- **What to do**:
Transcribe all of the records word for word, but omit the pictures.

- **Exercise inputs**:
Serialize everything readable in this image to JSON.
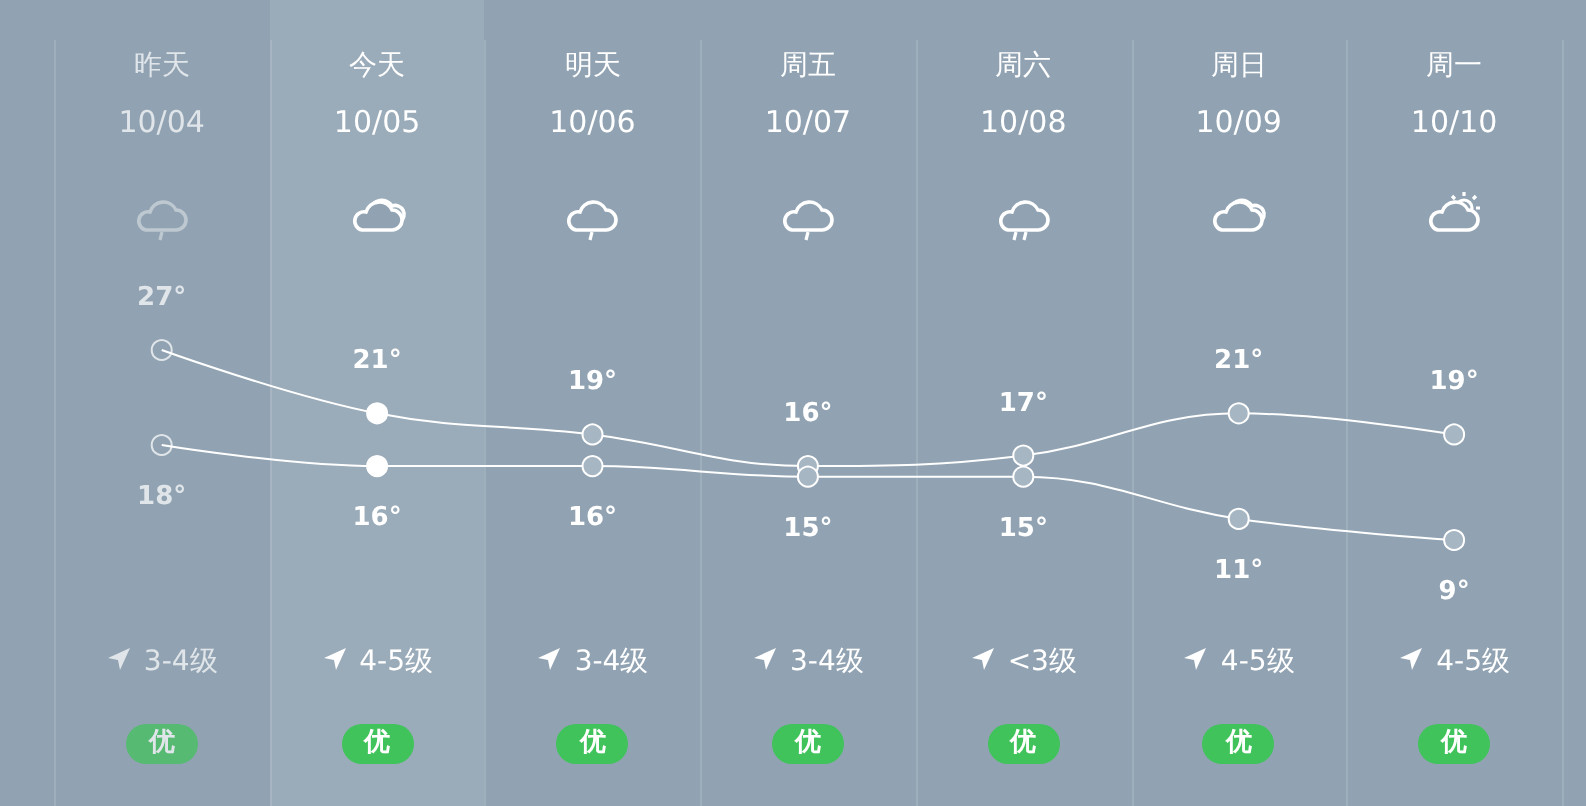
{
  "chart_data": {
    "type": "line",
    "categories": [
      "昨天",
      "今天",
      "明天",
      "周五",
      "周六",
      "周日",
      "周一"
    ],
    "series": [
      {
        "color": "#ffffff",
        "values": [
          27,
          21,
          19,
          16,
          17,
          21,
          19
        ],
        "value_labels": [
          "27°",
          "21°",
          "19°",
          "16°",
          "17°",
          "21°",
          "19°"
        ]
      },
      {
        "color": "#ffffff",
        "values": [
          18,
          16,
          16,
          15,
          15,
          11,
          9
        ],
        "value_labels": [
          "18°",
          "16°",
          "16°",
          "15°",
          "15°",
          "11°",
          "9°"
        ]
      }
    ],
    "marker": "circle",
    "annotations": [
      "10/04",
      "10/05",
      "10/06",
      "10/07",
      "10/08",
      "10/09",
      "10/10",
      "3-4级",
      "4-5级",
      "3-4级",
      "3-4级",
      "<3级",
      "4-5级",
      "4-5级",
      "优",
      "优",
      "优",
      "优",
      "优",
      "优",
      "优"
    ]
  }
}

- **Reply**:
Serialize everything readable in this image to JSON.
{
  "chart_data": {
    "type": "line",
    "categories": [
      "昨天",
      "今天",
      "明天",
      "周五",
      "周六",
      "周日",
      "周一"
    ],
    "series": [
      {
        "color": "#ffffff",
        "values": [
          27,
          21,
          19,
          16,
          17,
          21,
          19
        ],
        "value_labels": [
          "27°",
          "21°",
          "19°",
          "16°",
          "17°",
          "21°",
          "19°"
        ]
      },
      {
        "color": "#ffffff",
        "values": [
          18,
          16,
          16,
          15,
          15,
          11,
          9
        ],
        "value_labels": [
          "18°",
          "16°",
          "16°",
          "15°",
          "15°",
          "11°",
          "9°"
        ]
      }
    ],
    "marker": "circle",
    "annotations": [
      "10/04",
      "10/05",
      "10/06",
      "10/07",
      "10/08",
      "10/09",
      "10/10",
      "3-4级",
      "4-5级",
      "3-4级",
      "3-4级",
      "<3级",
      "4-5级",
      "4-5级",
      "优",
      "优",
      "优",
      "优",
      "优",
      "优",
      "优"
    ]
  }
}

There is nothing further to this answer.